### Task prompt:
Restate all of the entries exactly, dropping any pictures they hold.

### Provided material:
☆ ☆ ☆ ☆

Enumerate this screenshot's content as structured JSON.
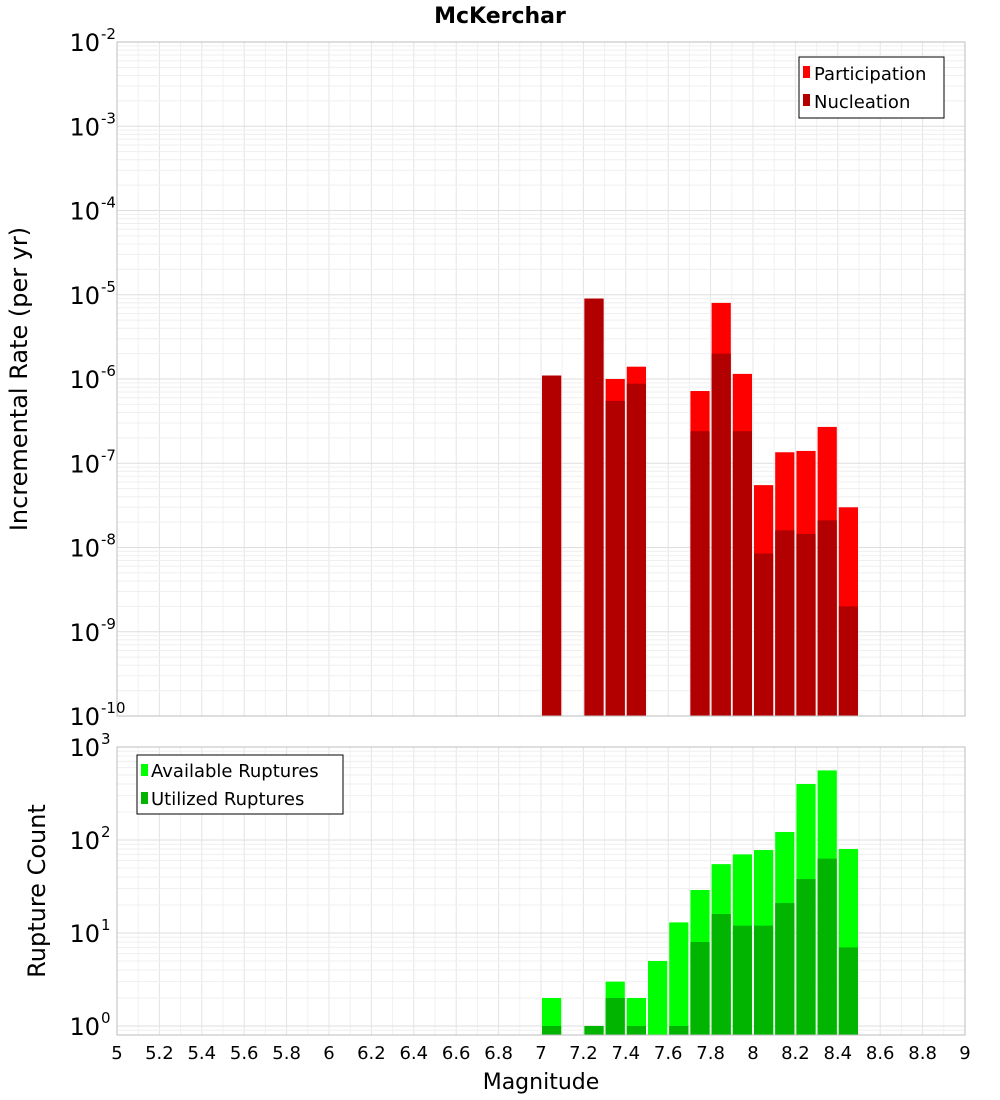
{
  "chart_data": {
    "title": "McKerchar",
    "xlabel": "Magnitude",
    "xlim": [
      5,
      9
    ],
    "x_ticks": [
      "5",
      "5.2",
      "5.4",
      "5.6",
      "5.8",
      "6",
      "6.2",
      "6.4",
      "6.6",
      "6.8",
      "7",
      "7.2",
      "7.4",
      "7.6",
      "7.8",
      "8",
      "8.2",
      "8.4",
      "8.6",
      "8.8",
      "9"
    ],
    "grid": true,
    "panels": [
      {
        "type": "bar",
        "ylabel": "Incremental Rate (per yr)",
        "yscale": "log",
        "ylim": [
          1e-10,
          0.01
        ],
        "y_ticks": [
          {
            "base": "10",
            "exp": "-10"
          },
          {
            "base": "10",
            "exp": "-9"
          },
          {
            "base": "10",
            "exp": "-8"
          },
          {
            "base": "10",
            "exp": "-7"
          },
          {
            "base": "10",
            "exp": "-6"
          },
          {
            "base": "10",
            "exp": "-5"
          },
          {
            "base": "10",
            "exp": "-4"
          },
          {
            "base": "10",
            "exp": "-3"
          },
          {
            "base": "10",
            "exp": "-2"
          }
        ],
        "legend_position": "top-right",
        "bar_width": 0.1,
        "series": [
          {
            "name": "Participation",
            "color": "#ff0000",
            "x": [
              7.05,
              7.25,
              7.35,
              7.45,
              7.75,
              7.85,
              7.95,
              8.05,
              8.15,
              8.25,
              8.35,
              8.45
            ],
            "values": [
              1.1e-06,
              9e-06,
              1e-06,
              1.4e-06,
              7.2e-07,
              8e-06,
              1.15e-06,
              5.5e-08,
              1.35e-07,
              1.4e-07,
              2.7e-07,
              3e-08
            ]
          },
          {
            "name": "Nucleation",
            "color": "#b20000",
            "x": [
              7.05,
              7.25,
              7.35,
              7.45,
              7.75,
              7.85,
              7.95,
              8.05,
              8.15,
              8.25,
              8.35,
              8.45
            ],
            "values": [
              1.1e-06,
              9e-06,
              5.5e-07,
              8.8e-07,
              2.4e-07,
              2e-06,
              2.4e-07,
              8.5e-09,
              1.6e-08,
              1.45e-08,
              2.1e-08,
              2e-09
            ]
          }
        ]
      },
      {
        "type": "bar",
        "ylabel": "Rupture Count",
        "yscale": "log",
        "ylim": [
          0.8,
          1000
        ],
        "y_ticks": [
          {
            "base": "10",
            "exp": "0"
          },
          {
            "base": "10",
            "exp": "1"
          },
          {
            "base": "10",
            "exp": "2"
          },
          {
            "base": "10",
            "exp": "3"
          }
        ],
        "legend_position": "top-left",
        "bar_width": 0.1,
        "series": [
          {
            "name": "Available Ruptures",
            "color": "#00ff00",
            "x": [
              7.05,
              7.25,
              7.35,
              7.45,
              7.55,
              7.65,
              7.75,
              7.85,
              7.95,
              8.05,
              8.15,
              8.25,
              8.35,
              8.45
            ],
            "values": [
              2,
              1,
              3,
              2,
              5,
              13,
              29,
              55,
              70,
              78,
              122,
              400,
              560,
              80
            ]
          },
          {
            "name": "Utilized Ruptures",
            "color": "#00b400",
            "x": [
              7.05,
              7.25,
              7.35,
              7.45,
              7.65,
              7.75,
              7.85,
              7.95,
              8.05,
              8.15,
              8.25,
              8.35,
              8.45
            ],
            "values": [
              1,
              1,
              2,
              1,
              1,
              8,
              16,
              12,
              12,
              21,
              38,
              63,
              7
            ]
          }
        ]
      }
    ]
  }
}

☆ ☆ ☆ ☆

### Complete output:
Enumerate this screenshot's content as structured JSON.
{
  "chart_data": {
    "title": "McKerchar",
    "xlabel": "Magnitude",
    "xlim": [
      5,
      9
    ],
    "x_ticks": [
      "5",
      "5.2",
      "5.4",
      "5.6",
      "5.8",
      "6",
      "6.2",
      "6.4",
      "6.6",
      "6.8",
      "7",
      "7.2",
      "7.4",
      "7.6",
      "7.8",
      "8",
      "8.2",
      "8.4",
      "8.6",
      "8.8",
      "9"
    ],
    "grid": true,
    "panels": [
      {
        "type": "bar",
        "ylabel": "Incremental Rate (per yr)",
        "yscale": "log",
        "ylim": [
          1e-10,
          0.01
        ],
        "y_ticks": [
          {
            "base": "10",
            "exp": "-10"
          },
          {
            "base": "10",
            "exp": "-9"
          },
          {
            "base": "10",
            "exp": "-8"
          },
          {
            "base": "10",
            "exp": "-7"
          },
          {
            "base": "10",
            "exp": "-6"
          },
          {
            "base": "10",
            "exp": "-5"
          },
          {
            "base": "10",
            "exp": "-4"
          },
          {
            "base": "10",
            "exp": "-3"
          },
          {
            "base": "10",
            "exp": "-2"
          }
        ],
        "legend_position": "top-right",
        "bar_width": 0.1,
        "series": [
          {
            "name": "Participation",
            "color": "#ff0000",
            "x": [
              7.05,
              7.25,
              7.35,
              7.45,
              7.75,
              7.85,
              7.95,
              8.05,
              8.15,
              8.25,
              8.35,
              8.45
            ],
            "values": [
              1.1e-06,
              9e-06,
              1e-06,
              1.4e-06,
              7.2e-07,
              8e-06,
              1.15e-06,
              5.5e-08,
              1.35e-07,
              1.4e-07,
              2.7e-07,
              3e-08
            ]
          },
          {
            "name": "Nucleation",
            "color": "#b20000",
            "x": [
              7.05,
              7.25,
              7.35,
              7.45,
              7.75,
              7.85,
              7.95,
              8.05,
              8.15,
              8.25,
              8.35,
              8.45
            ],
            "values": [
              1.1e-06,
              9e-06,
              5.5e-07,
              8.8e-07,
              2.4e-07,
              2e-06,
              2.4e-07,
              8.5e-09,
              1.6e-08,
              1.45e-08,
              2.1e-08,
              2e-09
            ]
          }
        ]
      },
      {
        "type": "bar",
        "ylabel": "Rupture Count",
        "yscale": "log",
        "ylim": [
          0.8,
          1000
        ],
        "y_ticks": [
          {
            "base": "10",
            "exp": "0"
          },
          {
            "base": "10",
            "exp": "1"
          },
          {
            "base": "10",
            "exp": "2"
          },
          {
            "base": "10",
            "exp": "3"
          }
        ],
        "legend_position": "top-left",
        "bar_width": 0.1,
        "series": [
          {
            "name": "Available Ruptures",
            "color": "#00ff00",
            "x": [
              7.05,
              7.25,
              7.35,
              7.45,
              7.55,
              7.65,
              7.75,
              7.85,
              7.95,
              8.05,
              8.15,
              8.25,
              8.35,
              8.45
            ],
            "values": [
              2,
              1,
              3,
              2,
              5,
              13,
              29,
              55,
              70,
              78,
              122,
              400,
              560,
              80
            ]
          },
          {
            "name": "Utilized Ruptures",
            "color": "#00b400",
            "x": [
              7.05,
              7.25,
              7.35,
              7.45,
              7.65,
              7.75,
              7.85,
              7.95,
              8.05,
              8.15,
              8.25,
              8.35,
              8.45
            ],
            "values": [
              1,
              1,
              2,
              1,
              1,
              8,
              16,
              12,
              12,
              21,
              38,
              63,
              7
            ]
          }
        ]
      }
    ]
  }
}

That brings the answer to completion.